The exercise:
In the entries below, count the lines holding "color". Reply with the number only.

───

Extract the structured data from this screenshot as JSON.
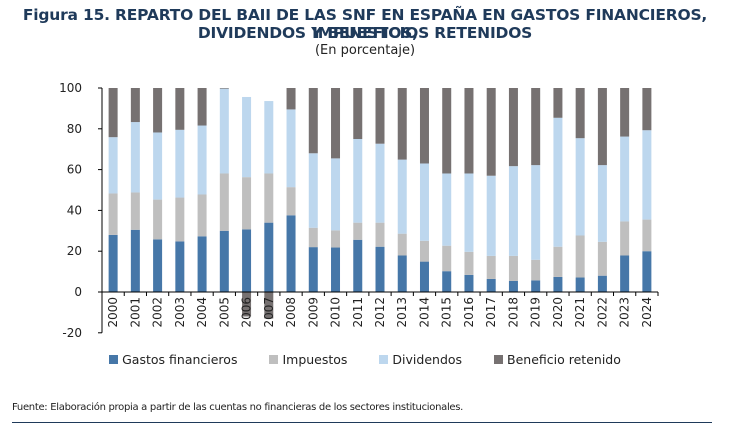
{
  "chart_data": {
    "type": "bar",
    "stacked": true,
    "title": "Figura 15. REPARTO DEL BAII DE LAS SNF EN ESPAÑA EN GASTOS FINANCIEROS, IMPUESTOS,",
    "title_line2": "DIVIDENDOS Y BENEFICIOS RETENIDOS",
    "subtitle": "(En porcentaje)",
    "xlabel": "",
    "ylabel": "",
    "ylim": [
      -20,
      100
    ],
    "yticks": [
      100,
      80,
      60,
      40,
      20,
      0,
      -20
    ],
    "grid": false,
    "legend_position": "bottom",
    "categories": [
      "2000",
      "2001",
      "2002",
      "2003",
      "2004",
      "2005",
      "2006",
      "2007",
      "2008",
      "2009",
      "2010",
      "2011",
      "2012",
      "2013",
      "2014",
      "2015",
      "2016",
      "2017",
      "2018",
      "2019",
      "2020",
      "2021",
      "2022",
      "2023",
      "2024"
    ],
    "series": [
      {
        "name": "Gastos financieros",
        "color": "#4677a8",
        "values": [
          28.0,
          30.5,
          25.8,
          24.8,
          27.3,
          30.0,
          30.7,
          34.0,
          37.6,
          22.0,
          21.8,
          25.6,
          22.2,
          17.9,
          14.9,
          10.2,
          8.4,
          6.4,
          5.4,
          5.7,
          7.4,
          7.1,
          8.0,
          17.9,
          20.0
        ]
      },
      {
        "name": "Impuestos",
        "color": "#bfbfbf",
        "values": [
          20.3,
          18.3,
          19.5,
          21.5,
          20.5,
          28.1,
          25.6,
          24.1,
          13.8,
          9.5,
          8.4,
          8.4,
          11.8,
          10.7,
          10.2,
          12.5,
          11.3,
          11.3,
          12.3,
          10.1,
          14.8,
          20.6,
          16.6,
          16.7,
          15.5
        ]
      },
      {
        "name": "Dividendos",
        "color": "#bdd7ee",
        "values": [
          27.6,
          34.5,
          32.9,
          33.2,
          33.8,
          41.6,
          39.3,
          35.5,
          38.1,
          36.5,
          35.3,
          41.0,
          38.7,
          36.3,
          37.9,
          35.4,
          38.4,
          39.3,
          44.0,
          46.4,
          63.2,
          47.7,
          37.6,
          41.6,
          43.8
        ]
      },
      {
        "name": "Beneficio retenido",
        "color": "#767171",
        "values": [
          24.1,
          16.7,
          21.8,
          20.5,
          18.4,
          0.3,
          -12.0,
          -13.0,
          10.5,
          32.0,
          34.5,
          25.0,
          27.3,
          35.1,
          37.0,
          41.9,
          41.9,
          43.0,
          38.3,
          37.8,
          14.6,
          24.6,
          37.8,
          23.8,
          20.7
        ]
      }
    ]
  },
  "source_note": "Fuente: Elaboración propia a partir de las cuentas no financieras de los sectores institucionales."
}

───

Answer to the exercise:
4